REQUIREMENTS
Write the records out again, precisely as they stand.

** Start of SUPPLIED DATA **

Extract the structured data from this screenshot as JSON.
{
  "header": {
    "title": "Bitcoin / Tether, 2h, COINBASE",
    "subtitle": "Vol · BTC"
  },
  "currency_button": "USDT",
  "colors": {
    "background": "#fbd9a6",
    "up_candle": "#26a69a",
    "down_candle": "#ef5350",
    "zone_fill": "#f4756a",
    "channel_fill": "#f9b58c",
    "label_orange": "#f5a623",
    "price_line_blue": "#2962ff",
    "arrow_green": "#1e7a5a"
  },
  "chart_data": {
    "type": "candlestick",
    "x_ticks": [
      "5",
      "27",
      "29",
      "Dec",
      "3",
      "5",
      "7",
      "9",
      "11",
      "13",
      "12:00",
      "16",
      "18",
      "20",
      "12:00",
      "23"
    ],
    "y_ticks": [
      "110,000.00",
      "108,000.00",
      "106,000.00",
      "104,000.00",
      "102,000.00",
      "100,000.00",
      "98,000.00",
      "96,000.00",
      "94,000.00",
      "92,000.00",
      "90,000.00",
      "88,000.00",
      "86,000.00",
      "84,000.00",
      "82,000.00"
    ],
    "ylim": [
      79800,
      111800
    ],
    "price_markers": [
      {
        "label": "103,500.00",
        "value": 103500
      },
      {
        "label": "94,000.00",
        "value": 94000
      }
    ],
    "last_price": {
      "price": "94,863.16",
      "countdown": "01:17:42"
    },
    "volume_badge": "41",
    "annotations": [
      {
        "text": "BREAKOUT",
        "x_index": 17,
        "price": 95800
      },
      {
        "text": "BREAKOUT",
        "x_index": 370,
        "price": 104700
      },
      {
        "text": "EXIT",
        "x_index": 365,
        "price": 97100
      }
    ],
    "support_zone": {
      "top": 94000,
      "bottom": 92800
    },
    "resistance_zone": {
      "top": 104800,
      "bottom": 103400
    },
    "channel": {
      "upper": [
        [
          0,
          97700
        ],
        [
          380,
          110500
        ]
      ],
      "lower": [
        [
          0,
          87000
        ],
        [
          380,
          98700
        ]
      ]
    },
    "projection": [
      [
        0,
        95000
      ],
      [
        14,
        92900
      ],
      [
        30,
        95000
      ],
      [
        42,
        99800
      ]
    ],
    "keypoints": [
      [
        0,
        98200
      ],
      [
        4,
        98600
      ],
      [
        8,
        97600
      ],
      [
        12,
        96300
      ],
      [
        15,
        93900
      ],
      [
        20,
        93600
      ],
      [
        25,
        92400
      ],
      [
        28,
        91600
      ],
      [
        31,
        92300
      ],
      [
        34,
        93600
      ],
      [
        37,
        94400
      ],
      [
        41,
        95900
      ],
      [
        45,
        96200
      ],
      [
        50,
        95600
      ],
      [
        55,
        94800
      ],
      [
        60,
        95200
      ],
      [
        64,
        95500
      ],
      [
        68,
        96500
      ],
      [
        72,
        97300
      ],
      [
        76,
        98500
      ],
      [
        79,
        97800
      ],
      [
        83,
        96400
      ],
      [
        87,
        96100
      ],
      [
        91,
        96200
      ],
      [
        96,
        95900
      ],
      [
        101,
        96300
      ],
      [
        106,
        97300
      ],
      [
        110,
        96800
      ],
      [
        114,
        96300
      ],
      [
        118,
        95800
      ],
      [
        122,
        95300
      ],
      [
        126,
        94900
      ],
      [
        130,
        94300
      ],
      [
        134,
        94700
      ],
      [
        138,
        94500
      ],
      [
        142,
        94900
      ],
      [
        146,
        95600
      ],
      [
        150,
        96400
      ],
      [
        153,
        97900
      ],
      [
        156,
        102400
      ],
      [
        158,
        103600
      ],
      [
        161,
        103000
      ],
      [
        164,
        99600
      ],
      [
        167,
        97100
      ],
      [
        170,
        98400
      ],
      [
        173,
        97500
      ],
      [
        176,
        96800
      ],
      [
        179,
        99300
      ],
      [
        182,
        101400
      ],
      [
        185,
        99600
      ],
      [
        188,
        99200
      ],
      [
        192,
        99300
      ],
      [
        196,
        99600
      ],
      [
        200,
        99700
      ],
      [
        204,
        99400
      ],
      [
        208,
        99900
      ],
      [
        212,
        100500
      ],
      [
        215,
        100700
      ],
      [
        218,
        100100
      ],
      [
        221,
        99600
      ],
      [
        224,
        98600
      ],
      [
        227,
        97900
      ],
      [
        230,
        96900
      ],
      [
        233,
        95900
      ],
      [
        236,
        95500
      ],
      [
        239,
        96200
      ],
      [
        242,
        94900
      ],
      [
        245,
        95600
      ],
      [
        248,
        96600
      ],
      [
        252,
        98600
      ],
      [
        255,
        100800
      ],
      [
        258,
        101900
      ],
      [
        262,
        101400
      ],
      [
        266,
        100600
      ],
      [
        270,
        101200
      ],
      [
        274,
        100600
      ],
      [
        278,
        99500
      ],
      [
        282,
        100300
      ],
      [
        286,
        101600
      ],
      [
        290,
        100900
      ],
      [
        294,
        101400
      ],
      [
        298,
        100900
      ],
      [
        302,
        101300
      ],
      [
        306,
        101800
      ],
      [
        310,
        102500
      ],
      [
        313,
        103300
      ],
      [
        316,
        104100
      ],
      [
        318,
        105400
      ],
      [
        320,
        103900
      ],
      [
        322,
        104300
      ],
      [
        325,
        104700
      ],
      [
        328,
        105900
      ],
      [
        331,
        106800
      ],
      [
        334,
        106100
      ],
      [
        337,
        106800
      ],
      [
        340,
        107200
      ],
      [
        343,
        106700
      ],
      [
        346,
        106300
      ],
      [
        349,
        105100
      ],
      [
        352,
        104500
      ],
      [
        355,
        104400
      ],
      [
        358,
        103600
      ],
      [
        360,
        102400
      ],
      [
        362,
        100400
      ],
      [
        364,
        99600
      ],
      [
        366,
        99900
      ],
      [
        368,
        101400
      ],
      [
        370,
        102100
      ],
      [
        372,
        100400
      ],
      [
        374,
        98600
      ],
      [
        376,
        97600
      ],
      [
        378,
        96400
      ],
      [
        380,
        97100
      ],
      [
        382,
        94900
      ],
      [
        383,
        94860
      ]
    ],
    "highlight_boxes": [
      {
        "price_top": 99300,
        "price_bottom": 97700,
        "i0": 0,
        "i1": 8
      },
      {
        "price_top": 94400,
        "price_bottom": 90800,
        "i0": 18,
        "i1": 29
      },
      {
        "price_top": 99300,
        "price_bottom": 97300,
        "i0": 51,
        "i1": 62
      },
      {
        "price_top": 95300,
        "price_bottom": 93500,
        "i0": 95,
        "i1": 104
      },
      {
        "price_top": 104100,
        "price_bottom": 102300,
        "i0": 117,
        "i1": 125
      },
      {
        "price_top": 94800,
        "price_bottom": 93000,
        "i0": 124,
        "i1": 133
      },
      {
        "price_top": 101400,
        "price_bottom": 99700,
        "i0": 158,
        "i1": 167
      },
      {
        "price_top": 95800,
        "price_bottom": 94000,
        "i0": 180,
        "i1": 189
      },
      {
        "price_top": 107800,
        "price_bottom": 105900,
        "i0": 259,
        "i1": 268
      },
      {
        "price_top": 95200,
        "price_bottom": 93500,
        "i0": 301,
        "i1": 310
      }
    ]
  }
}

** End of SUPPLIED DATA **

EXERCISE RESULT
Extract the structured data from this screenshot as JSON.
{
  "header": {
    "title": "Bitcoin / Tether, 2h, COINBASE",
    "subtitle": "Vol · BTC"
  },
  "currency_button": "USDT",
  "colors": {
    "background": "#fbd9a6",
    "up_candle": "#26a69a",
    "down_candle": "#ef5350",
    "zone_fill": "#f4756a",
    "channel_fill": "#f9b58c",
    "label_orange": "#f5a623",
    "price_line_blue": "#2962ff",
    "arrow_green": "#1e7a5a"
  },
  "chart_data": {
    "type": "candlestick",
    "x_ticks": [
      "5",
      "27",
      "29",
      "Dec",
      "3",
      "5",
      "7",
      "9",
      "11",
      "13",
      "12:00",
      "16",
      "18",
      "20",
      "12:00",
      "23"
    ],
    "y_ticks": [
      "110,000.00",
      "108,000.00",
      "106,000.00",
      "104,000.00",
      "102,000.00",
      "100,000.00",
      "98,000.00",
      "96,000.00",
      "94,000.00",
      "92,000.00",
      "90,000.00",
      "88,000.00",
      "86,000.00",
      "84,000.00",
      "82,000.00"
    ],
    "ylim": [
      79800,
      111800
    ],
    "price_markers": [
      {
        "label": "103,500.00",
        "value": 103500
      },
      {
        "label": "94,000.00",
        "value": 94000
      }
    ],
    "last_price": {
      "price": "94,863.16",
      "countdown": "01:17:42"
    },
    "volume_badge": "41",
    "annotations": [
      {
        "text": "BREAKOUT",
        "x_index": 17,
        "price": 95800
      },
      {
        "text": "BREAKOUT",
        "x_index": 370,
        "price": 104700
      },
      {
        "text": "EXIT",
        "x_index": 365,
        "price": 97100
      }
    ],
    "support_zone": {
      "top": 94000,
      "bottom": 92800
    },
    "resistance_zone": {
      "top": 104800,
      "bottom": 103400
    },
    "channel": {
      "upper": [
        [
          0,
          97700
        ],
        [
          380,
          110500
        ]
      ],
      "lower": [
        [
          0,
          87000
        ],
        [
          380,
          98700
        ]
      ]
    },
    "projection": [
      [
        0,
        95000
      ],
      [
        14,
        92900
      ],
      [
        30,
        95000
      ],
      [
        42,
        99800
      ]
    ],
    "keypoints": [
      [
        0,
        98200
      ],
      [
        4,
        98600
      ],
      [
        8,
        97600
      ],
      [
        12,
        96300
      ],
      [
        15,
        93900
      ],
      [
        20,
        93600
      ],
      [
        25,
        92400
      ],
      [
        28,
        91600
      ],
      [
        31,
        92300
      ],
      [
        34,
        93600
      ],
      [
        37,
        94400
      ],
      [
        41,
        95900
      ],
      [
        45,
        96200
      ],
      [
        50,
        95600
      ],
      [
        55,
        94800
      ],
      [
        60,
        95200
      ],
      [
        64,
        95500
      ],
      [
        68,
        96500
      ],
      [
        72,
        97300
      ],
      [
        76,
        98500
      ],
      [
        79,
        97800
      ],
      [
        83,
        96400
      ],
      [
        87,
        96100
      ],
      [
        91,
        96200
      ],
      [
        96,
        95900
      ],
      [
        101,
        96300
      ],
      [
        106,
        97300
      ],
      [
        110,
        96800
      ],
      [
        114,
        96300
      ],
      [
        118,
        95800
      ],
      [
        122,
        95300
      ],
      [
        126,
        94900
      ],
      [
        130,
        94300
      ],
      [
        134,
        94700
      ],
      [
        138,
        94500
      ],
      [
        142,
        94900
      ],
      [
        146,
        95600
      ],
      [
        150,
        96400
      ],
      [
        153,
        97900
      ],
      [
        156,
        102400
      ],
      [
        158,
        103600
      ],
      [
        161,
        103000
      ],
      [
        164,
        99600
      ],
      [
        167,
        97100
      ],
      [
        170,
        98400
      ],
      [
        173,
        97500
      ],
      [
        176,
        96800
      ],
      [
        179,
        99300
      ],
      [
        182,
        101400
      ],
      [
        185,
        99600
      ],
      [
        188,
        99200
      ],
      [
        192,
        99300
      ],
      [
        196,
        99600
      ],
      [
        200,
        99700
      ],
      [
        204,
        99400
      ],
      [
        208,
        99900
      ],
      [
        212,
        100500
      ],
      [
        215,
        100700
      ],
      [
        218,
        100100
      ],
      [
        221,
        99600
      ],
      [
        224,
        98600
      ],
      [
        227,
        97900
      ],
      [
        230,
        96900
      ],
      [
        233,
        95900
      ],
      [
        236,
        95500
      ],
      [
        239,
        96200
      ],
      [
        242,
        94900
      ],
      [
        245,
        95600
      ],
      [
        248,
        96600
      ],
      [
        252,
        98600
      ],
      [
        255,
        100800
      ],
      [
        258,
        101900
      ],
      [
        262,
        101400
      ],
      [
        266,
        100600
      ],
      [
        270,
        101200
      ],
      [
        274,
        100600
      ],
      [
        278,
        99500
      ],
      [
        282,
        100300
      ],
      [
        286,
        101600
      ],
      [
        290,
        100900
      ],
      [
        294,
        101400
      ],
      [
        298,
        100900
      ],
      [
        302,
        101300
      ],
      [
        306,
        101800
      ],
      [
        310,
        102500
      ],
      [
        313,
        103300
      ],
      [
        316,
        104100
      ],
      [
        318,
        105400
      ],
      [
        320,
        103900
      ],
      [
        322,
        104300
      ],
      [
        325,
        104700
      ],
      [
        328,
        105900
      ],
      [
        331,
        106800
      ],
      [
        334,
        106100
      ],
      [
        337,
        106800
      ],
      [
        340,
        107200
      ],
      [
        343,
        106700
      ],
      [
        346,
        106300
      ],
      [
        349,
        105100
      ],
      [
        352,
        104500
      ],
      [
        355,
        104400
      ],
      [
        358,
        103600
      ],
      [
        360,
        102400
      ],
      [
        362,
        100400
      ],
      [
        364,
        99600
      ],
      [
        366,
        99900
      ],
      [
        368,
        101400
      ],
      [
        370,
        102100
      ],
      [
        372,
        100400
      ],
      [
        374,
        98600
      ],
      [
        376,
        97600
      ],
      [
        378,
        96400
      ],
      [
        380,
        97100
      ],
      [
        382,
        94900
      ],
      [
        383,
        94860
      ]
    ],
    "highlight_boxes": [
      {
        "price_top": 99300,
        "price_bottom": 97700,
        "i0": 0,
        "i1": 8
      },
      {
        "price_top": 94400,
        "price_bottom": 90800,
        "i0": 18,
        "i1": 29
      },
      {
        "price_top": 99300,
        "price_bottom": 97300,
        "i0": 51,
        "i1": 62
      },
      {
        "price_top": 95300,
        "price_bottom": 93500,
        "i0": 95,
        "i1": 104
      },
      {
        "price_top": 104100,
        "price_bottom": 102300,
        "i0": 117,
        "i1": 125
      },
      {
        "price_top": 94800,
        "price_bottom": 93000,
        "i0": 124,
        "i1": 133
      },
      {
        "price_top": 101400,
        "price_bottom": 99700,
        "i0": 158,
        "i1": 167
      },
      {
        "price_top": 95800,
        "price_bottom": 94000,
        "i0": 180,
        "i1": 189
      },
      {
        "price_top": 107800,
        "price_bottom": 105900,
        "i0": 259,
        "i1": 268
      },
      {
        "price_top": 95200,
        "price_bottom": 93500,
        "i0": 301,
        "i1": 310
      }
    ]
  }
}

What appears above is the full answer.